GIVEN REQUEST:
Print the listing below exactly.

— Start EXTRACTED ENTRIES —

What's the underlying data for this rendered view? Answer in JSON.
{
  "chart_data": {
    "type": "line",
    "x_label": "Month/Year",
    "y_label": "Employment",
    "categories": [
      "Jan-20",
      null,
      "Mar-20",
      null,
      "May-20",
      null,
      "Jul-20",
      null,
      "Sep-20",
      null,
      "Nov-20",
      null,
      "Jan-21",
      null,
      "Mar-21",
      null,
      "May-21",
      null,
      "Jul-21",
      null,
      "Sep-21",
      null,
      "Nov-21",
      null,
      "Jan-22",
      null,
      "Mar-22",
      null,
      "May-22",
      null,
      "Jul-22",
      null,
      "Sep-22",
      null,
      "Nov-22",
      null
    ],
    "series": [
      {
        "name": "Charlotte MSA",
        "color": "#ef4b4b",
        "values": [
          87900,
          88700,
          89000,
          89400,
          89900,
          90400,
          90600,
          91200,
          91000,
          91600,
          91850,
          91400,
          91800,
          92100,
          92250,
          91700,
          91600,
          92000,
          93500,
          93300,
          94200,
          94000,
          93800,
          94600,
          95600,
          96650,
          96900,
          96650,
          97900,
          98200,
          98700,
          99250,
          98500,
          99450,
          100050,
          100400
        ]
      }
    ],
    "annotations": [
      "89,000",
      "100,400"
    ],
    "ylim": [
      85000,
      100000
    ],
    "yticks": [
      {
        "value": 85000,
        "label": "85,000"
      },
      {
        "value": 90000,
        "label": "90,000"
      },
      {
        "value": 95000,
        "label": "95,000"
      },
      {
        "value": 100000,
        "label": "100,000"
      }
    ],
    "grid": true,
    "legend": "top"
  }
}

— End EXTRACTED ENTRIES —

FINAL RESULT:
What's the underlying data for this rendered view? Answer in JSON.
{
  "chart_data": {
    "type": "line",
    "x_label": "Month/Year",
    "y_label": "Employment",
    "categories": [
      "Jan-20",
      null,
      "Mar-20",
      null,
      "May-20",
      null,
      "Jul-20",
      null,
      "Sep-20",
      null,
      "Nov-20",
      null,
      "Jan-21",
      null,
      "Mar-21",
      null,
      "May-21",
      null,
      "Jul-21",
      null,
      "Sep-21",
      null,
      "Nov-21",
      null,
      "Jan-22",
      null,
      "Mar-22",
      null,
      "May-22",
      null,
      "Jul-22",
      null,
      "Sep-22",
      null,
      "Nov-22",
      null
    ],
    "series": [
      {
        "name": "Charlotte MSA",
        "color": "#ef4b4b",
        "values": [
          87900,
          88700,
          89000,
          89400,
          89900,
          90400,
          90600,
          91200,
          91000,
          91600,
          91850,
          91400,
          91800,
          92100,
          92250,
          91700,
          91600,
          92000,
          93500,
          93300,
          94200,
          94000,
          93800,
          94600,
          95600,
          96650,
          96900,
          96650,
          97900,
          98200,
          98700,
          99250,
          98500,
          99450,
          100050,
          100400
        ]
      }
    ],
    "annotations": [
      "89,000",
      "100,400"
    ],
    "ylim": [
      85000,
      100000
    ],
    "yticks": [
      {
        "value": 85000,
        "label": "85,000"
      },
      {
        "value": 90000,
        "label": "90,000"
      },
      {
        "value": 95000,
        "label": "95,000"
      },
      {
        "value": 100000,
        "label": "100,000"
      }
    ],
    "grid": true,
    "legend": "top"
  }
}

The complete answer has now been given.